■ **Input for this task**:
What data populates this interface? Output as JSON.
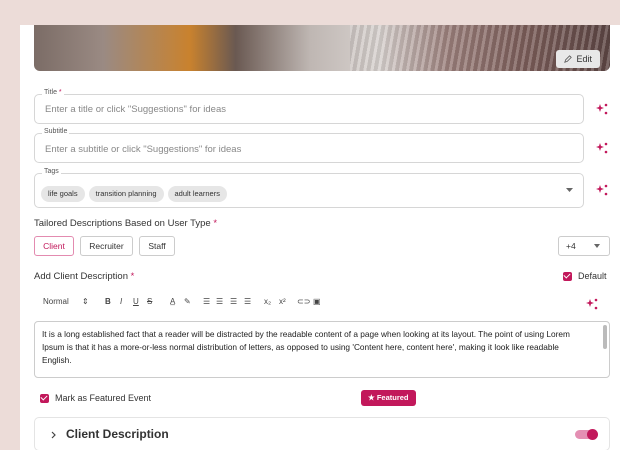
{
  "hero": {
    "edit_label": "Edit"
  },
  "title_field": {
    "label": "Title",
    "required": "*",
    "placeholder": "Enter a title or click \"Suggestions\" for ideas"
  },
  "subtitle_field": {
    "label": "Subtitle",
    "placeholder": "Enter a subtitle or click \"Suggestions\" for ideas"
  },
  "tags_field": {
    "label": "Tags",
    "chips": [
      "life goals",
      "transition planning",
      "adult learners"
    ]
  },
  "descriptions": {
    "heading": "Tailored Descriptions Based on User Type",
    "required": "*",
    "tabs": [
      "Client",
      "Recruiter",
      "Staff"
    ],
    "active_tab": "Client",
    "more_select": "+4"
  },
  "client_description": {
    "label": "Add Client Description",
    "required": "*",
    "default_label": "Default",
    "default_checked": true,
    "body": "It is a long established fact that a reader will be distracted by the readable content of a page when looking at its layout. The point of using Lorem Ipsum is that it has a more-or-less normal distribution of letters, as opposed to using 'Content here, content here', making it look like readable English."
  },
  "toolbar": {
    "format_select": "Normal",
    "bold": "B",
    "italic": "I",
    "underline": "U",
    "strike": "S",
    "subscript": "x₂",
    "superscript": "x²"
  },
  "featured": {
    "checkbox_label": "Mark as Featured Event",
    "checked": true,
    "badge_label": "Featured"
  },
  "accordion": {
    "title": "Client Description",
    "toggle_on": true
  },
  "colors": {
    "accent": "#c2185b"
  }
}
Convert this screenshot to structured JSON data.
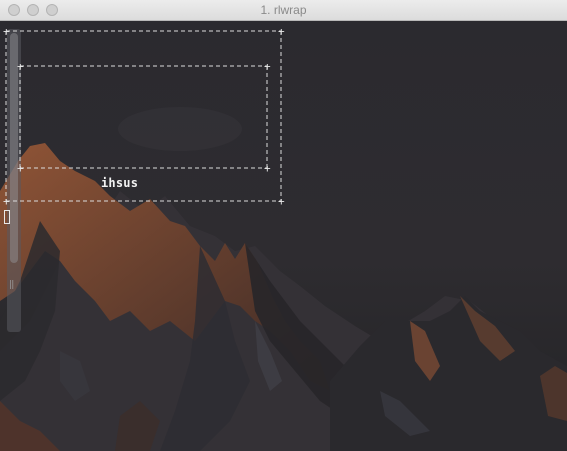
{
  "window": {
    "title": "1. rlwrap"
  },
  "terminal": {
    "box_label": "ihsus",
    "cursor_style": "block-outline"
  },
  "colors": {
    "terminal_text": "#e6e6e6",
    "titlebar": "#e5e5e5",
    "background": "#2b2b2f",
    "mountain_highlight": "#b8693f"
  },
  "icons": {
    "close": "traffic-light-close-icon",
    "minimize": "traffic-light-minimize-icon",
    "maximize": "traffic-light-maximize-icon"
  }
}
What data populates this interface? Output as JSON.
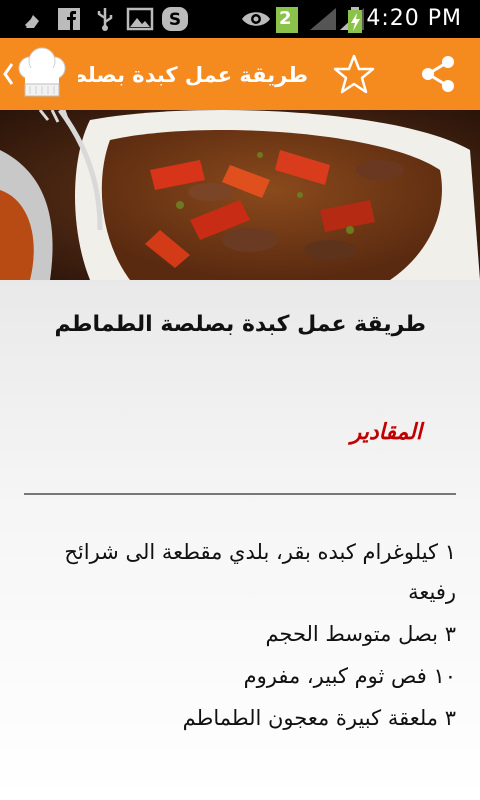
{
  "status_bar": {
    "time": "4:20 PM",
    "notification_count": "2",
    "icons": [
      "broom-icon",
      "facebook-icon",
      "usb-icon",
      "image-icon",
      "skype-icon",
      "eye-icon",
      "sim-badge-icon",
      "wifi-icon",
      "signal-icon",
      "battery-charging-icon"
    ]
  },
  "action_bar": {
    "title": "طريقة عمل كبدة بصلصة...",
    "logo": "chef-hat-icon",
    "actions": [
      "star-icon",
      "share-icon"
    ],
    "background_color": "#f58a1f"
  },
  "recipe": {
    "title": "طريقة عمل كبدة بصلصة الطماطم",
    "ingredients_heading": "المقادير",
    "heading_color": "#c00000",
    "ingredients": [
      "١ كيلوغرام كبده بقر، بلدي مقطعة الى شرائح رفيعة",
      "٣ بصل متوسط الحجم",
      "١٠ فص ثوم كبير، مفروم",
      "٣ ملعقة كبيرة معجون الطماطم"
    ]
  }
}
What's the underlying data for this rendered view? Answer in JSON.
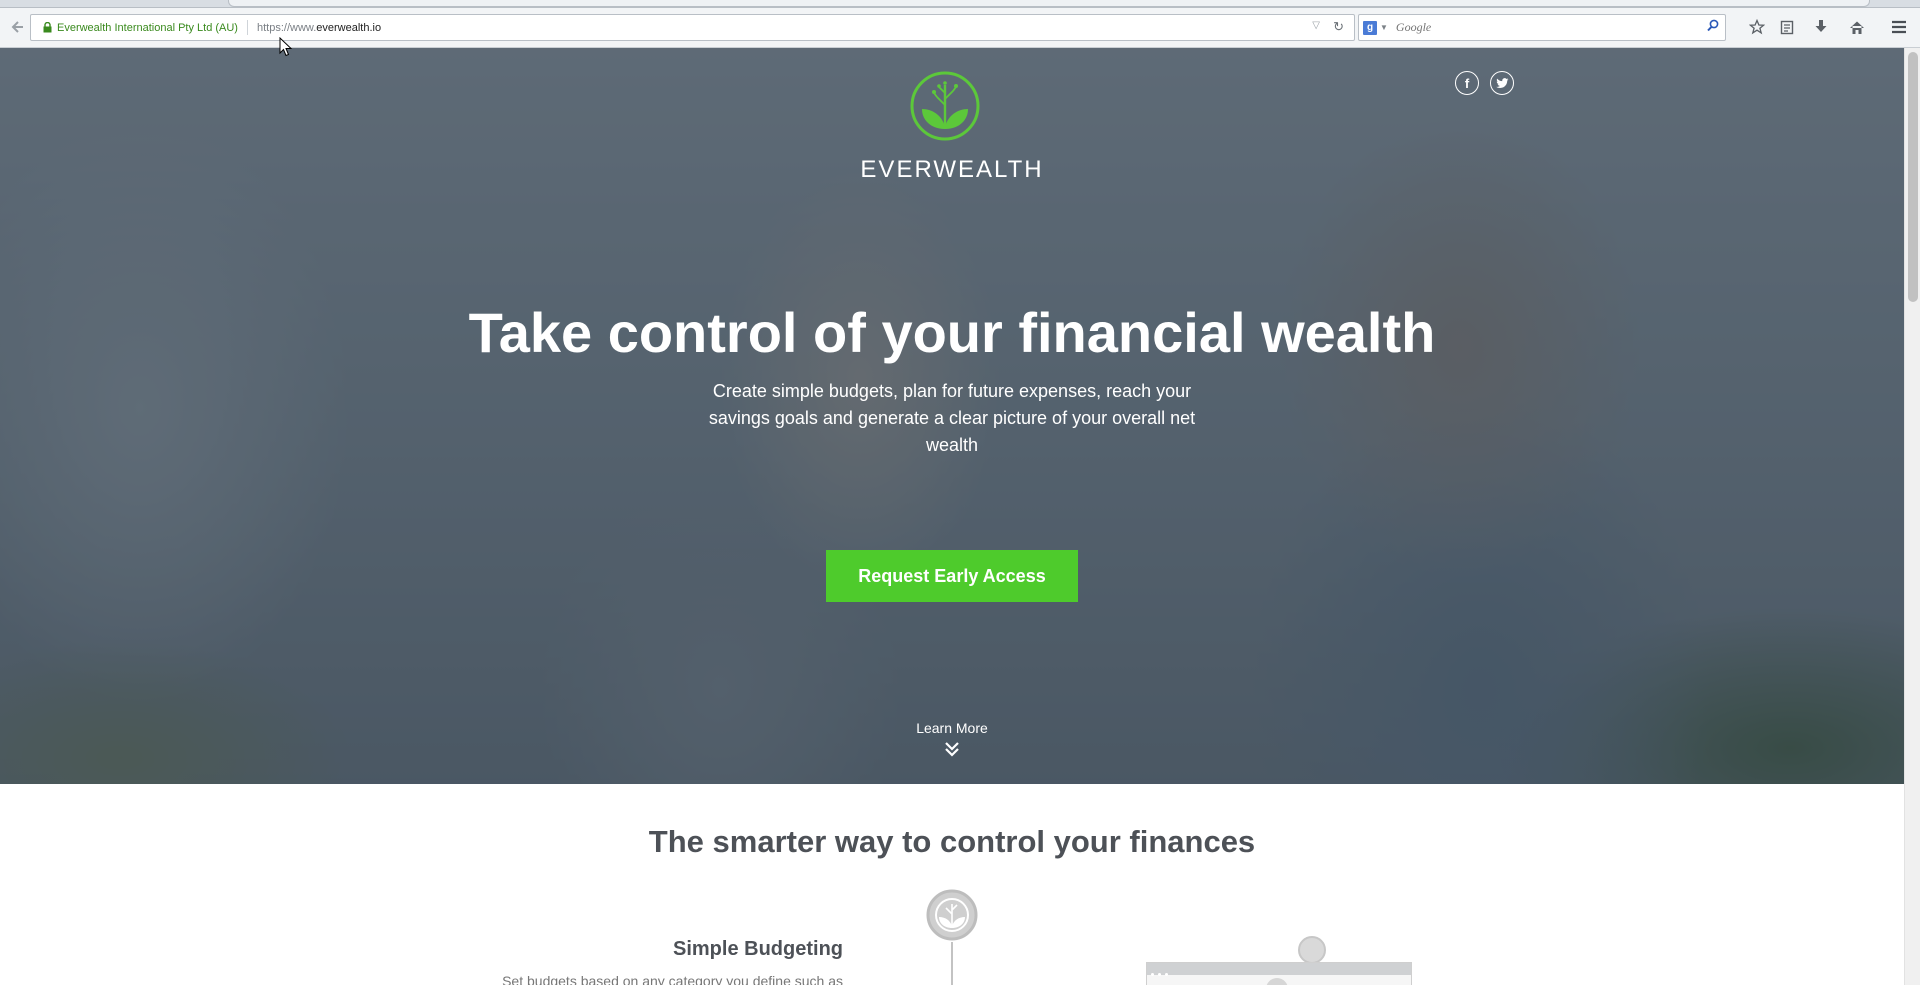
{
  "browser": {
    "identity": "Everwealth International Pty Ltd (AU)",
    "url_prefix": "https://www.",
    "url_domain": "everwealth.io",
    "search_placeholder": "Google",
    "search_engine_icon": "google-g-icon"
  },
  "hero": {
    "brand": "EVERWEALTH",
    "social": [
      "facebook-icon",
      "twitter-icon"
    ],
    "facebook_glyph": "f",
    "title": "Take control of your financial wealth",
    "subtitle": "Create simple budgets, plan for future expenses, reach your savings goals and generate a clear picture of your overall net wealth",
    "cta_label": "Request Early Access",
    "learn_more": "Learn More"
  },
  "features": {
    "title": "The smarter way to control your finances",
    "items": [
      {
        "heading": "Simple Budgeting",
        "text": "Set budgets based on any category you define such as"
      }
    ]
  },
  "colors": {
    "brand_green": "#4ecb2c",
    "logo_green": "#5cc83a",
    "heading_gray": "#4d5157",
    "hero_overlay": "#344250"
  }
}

■ **Set problem**:
Omit all pictures while transcribing the entries verbatim.

■ **Written answer**:
What data populates this interface? Output as JSON.
{
  "hero": {
    "edit_label": "Edit"
  },
  "title_field": {
    "label": "Title",
    "required": "*",
    "placeholder": "Enter a title or click \"Suggestions\" for ideas"
  },
  "subtitle_field": {
    "label": "Subtitle",
    "placeholder": "Enter a subtitle or click \"Suggestions\" for ideas"
  },
  "tags_field": {
    "label": "Tags",
    "chips": [
      "life goals",
      "transition planning",
      "adult learners"
    ]
  },
  "descriptions": {
    "heading": "Tailored Descriptions Based on User Type",
    "required": "*",
    "tabs": [
      "Client",
      "Recruiter",
      "Staff"
    ],
    "active_tab": "Client",
    "more_select": "+4"
  },
  "client_description": {
    "label": "Add Client Description",
    "required": "*",
    "default_label": "Default",
    "default_checked": true,
    "body": "It is a long established fact that a reader will be distracted by the readable content of a page when looking at its layout. The point of using Lorem Ipsum is that it has a more-or-less normal distribution of letters, as opposed to using 'Content here, content here', making it look like readable English."
  },
  "toolbar": {
    "format_select": "Normal",
    "bold": "B",
    "italic": "I",
    "underline": "U",
    "strike": "S",
    "subscript": "x₂",
    "superscript": "x²"
  },
  "featured": {
    "checkbox_label": "Mark as Featured Event",
    "checked": true,
    "badge_label": "Featured"
  },
  "accordion": {
    "title": "Client Description",
    "toggle_on": true
  },
  "colors": {
    "accent": "#c2185b"
  }
}
Convert this screenshot to structured JSON data.
{
  "window": {
    "title": "1. rlwrap"
  },
  "terminal": {
    "box_label": "ihsus",
    "cursor_style": "block-outline"
  },
  "colors": {
    "terminal_text": "#e6e6e6",
    "titlebar": "#e5e5e5",
    "background": "#2b2b2f",
    "mountain_highlight": "#b8693f"
  },
  "icons": {
    "close": "traffic-light-close-icon",
    "minimize": "traffic-light-minimize-icon",
    "maximize": "traffic-light-maximize-icon"
  }
}
What data populates this interface? Output as JSON.
{
  "status_bar": {
    "time": "4:20 PM",
    "notification_count": "2",
    "icons": [
      "broom-icon",
      "facebook-icon",
      "usb-icon",
      "image-icon",
      "skype-icon",
      "eye-icon",
      "sim-badge-icon",
      "wifi-icon",
      "signal-icon",
      "battery-charging-icon"
    ]
  },
  "action_bar": {
    "title": "طريقة عمل كبدة بصلصة...",
    "logo": "chef-hat-icon",
    "actions": [
      "star-icon",
      "share-icon"
    ],
    "background_color": "#f58a1f"
  },
  "recipe": {
    "title": "طريقة عمل كبدة بصلصة الطماطم",
    "ingredients_heading": "المقادير",
    "heading_color": "#c00000",
    "ingredients": [
      "١ كيلوغرام كبده بقر، بلدي مقطعة الى شرائح رفيعة",
      "٣ بصل متوسط الحجم",
      "١٠ فص ثوم كبير، مفروم",
      "٣ ملعقة كبيرة معجون الطماطم"
    ]
  }
}
What's the underlying data for this rendered view? Answer in JSON.
{
  "browser": {
    "identity": "Everwealth International Pty Ltd (AU)",
    "url_prefix": "https://www.",
    "url_domain": "everwealth.io",
    "search_placeholder": "Google",
    "search_engine_icon": "google-g-icon"
  },
  "hero": {
    "brand": "EVERWEALTH",
    "social": [
      "facebook-icon",
      "twitter-icon"
    ],
    "facebook_glyph": "f",
    "title": "Take control of your financial wealth",
    "subtitle": "Create simple budgets, plan for future expenses, reach your savings goals and generate a clear picture of your overall net wealth",
    "cta_label": "Request Early Access",
    "learn_more": "Learn More"
  },
  "features": {
    "title": "The smarter way to control your finances",
    "items": [
      {
        "heading": "Simple Budgeting",
        "text": "Set budgets based on any category you define such as"
      }
    ]
  },
  "colors": {
    "brand_green": "#4ecb2c",
    "logo_green": "#5cc83a",
    "heading_gray": "#4d5157",
    "hero_overlay": "#344250"
  }
}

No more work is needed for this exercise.